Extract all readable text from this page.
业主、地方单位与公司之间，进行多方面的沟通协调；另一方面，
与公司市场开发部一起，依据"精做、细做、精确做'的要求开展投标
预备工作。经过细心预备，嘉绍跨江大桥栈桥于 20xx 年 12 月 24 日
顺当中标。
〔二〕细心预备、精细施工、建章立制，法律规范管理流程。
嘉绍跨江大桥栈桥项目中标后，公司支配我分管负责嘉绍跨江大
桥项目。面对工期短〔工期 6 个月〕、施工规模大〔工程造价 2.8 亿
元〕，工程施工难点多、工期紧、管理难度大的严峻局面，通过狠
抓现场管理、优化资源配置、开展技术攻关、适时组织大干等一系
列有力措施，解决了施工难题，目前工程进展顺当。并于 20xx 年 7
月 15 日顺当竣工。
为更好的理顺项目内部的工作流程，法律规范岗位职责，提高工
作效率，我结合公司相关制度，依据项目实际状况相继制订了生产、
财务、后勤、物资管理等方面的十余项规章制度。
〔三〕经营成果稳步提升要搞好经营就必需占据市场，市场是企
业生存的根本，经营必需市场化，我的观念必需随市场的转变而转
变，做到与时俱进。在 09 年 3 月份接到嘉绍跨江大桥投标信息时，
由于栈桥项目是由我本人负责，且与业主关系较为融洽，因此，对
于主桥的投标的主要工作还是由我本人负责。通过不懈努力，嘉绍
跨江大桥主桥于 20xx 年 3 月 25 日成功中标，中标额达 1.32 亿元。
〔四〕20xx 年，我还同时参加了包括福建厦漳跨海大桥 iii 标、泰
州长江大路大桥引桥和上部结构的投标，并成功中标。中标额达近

_ _ _ _

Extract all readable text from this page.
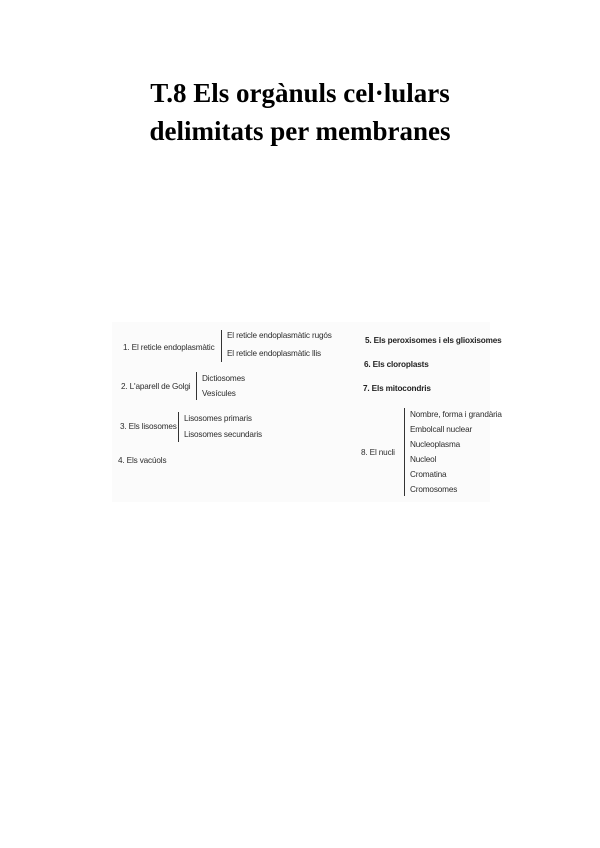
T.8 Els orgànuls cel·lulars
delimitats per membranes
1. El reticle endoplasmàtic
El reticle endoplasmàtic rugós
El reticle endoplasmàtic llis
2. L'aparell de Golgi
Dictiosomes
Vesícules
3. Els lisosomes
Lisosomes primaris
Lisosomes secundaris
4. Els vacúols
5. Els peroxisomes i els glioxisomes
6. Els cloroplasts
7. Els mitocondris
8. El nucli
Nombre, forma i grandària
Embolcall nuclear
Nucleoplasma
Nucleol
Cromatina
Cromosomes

_ _ _ _

For each line in the data above that contains the string "reticle", extract the line.

(Exercise result)
1. El reticle endoplasmàtic
El reticle endoplasmàtic rugós
El reticle endoplasmàtic llis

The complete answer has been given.